● What is asked
Write out the listing in full, matching it word for word.

(Excerpts from a figure dataset)

⟨

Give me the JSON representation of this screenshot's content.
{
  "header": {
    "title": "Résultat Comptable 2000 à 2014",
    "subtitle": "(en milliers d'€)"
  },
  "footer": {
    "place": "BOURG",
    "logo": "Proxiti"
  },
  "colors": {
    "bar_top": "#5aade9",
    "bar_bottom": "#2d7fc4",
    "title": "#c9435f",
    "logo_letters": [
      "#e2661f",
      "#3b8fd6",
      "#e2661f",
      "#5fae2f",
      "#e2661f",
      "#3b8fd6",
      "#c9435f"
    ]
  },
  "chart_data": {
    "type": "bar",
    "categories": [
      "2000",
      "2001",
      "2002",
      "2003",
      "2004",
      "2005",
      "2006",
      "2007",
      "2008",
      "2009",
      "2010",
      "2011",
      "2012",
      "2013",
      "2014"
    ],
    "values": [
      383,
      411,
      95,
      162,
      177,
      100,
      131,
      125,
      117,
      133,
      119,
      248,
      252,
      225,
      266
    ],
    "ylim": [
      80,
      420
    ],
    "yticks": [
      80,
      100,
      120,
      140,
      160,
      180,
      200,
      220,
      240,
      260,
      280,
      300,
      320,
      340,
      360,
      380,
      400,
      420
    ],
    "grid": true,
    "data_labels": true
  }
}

⟩

● Solution for this problem
Give me the JSON representation of this screenshot's content.
{
  "header": {
    "title": "Résultat Comptable 2000 à 2014",
    "subtitle": "(en milliers d'€)"
  },
  "footer": {
    "place": "BOURG",
    "logo": "Proxiti"
  },
  "colors": {
    "bar_top": "#5aade9",
    "bar_bottom": "#2d7fc4",
    "title": "#c9435f",
    "logo_letters": [
      "#e2661f",
      "#3b8fd6",
      "#e2661f",
      "#5fae2f",
      "#e2661f",
      "#3b8fd6",
      "#c9435f"
    ]
  },
  "chart_data": {
    "type": "bar",
    "categories": [
      "2000",
      "2001",
      "2002",
      "2003",
      "2004",
      "2005",
      "2006",
      "2007",
      "2008",
      "2009",
      "2010",
      "2011",
      "2012",
      "2013",
      "2014"
    ],
    "values": [
      383,
      411,
      95,
      162,
      177,
      100,
      131,
      125,
      117,
      133,
      119,
      248,
      252,
      225,
      266
    ],
    "ylim": [
      80,
      420
    ],
    "yticks": [
      80,
      100,
      120,
      140,
      160,
      180,
      200,
      220,
      240,
      260,
      280,
      300,
      320,
      340,
      360,
      380,
      400,
      420
    ],
    "grid": true,
    "data_labels": true
  }
}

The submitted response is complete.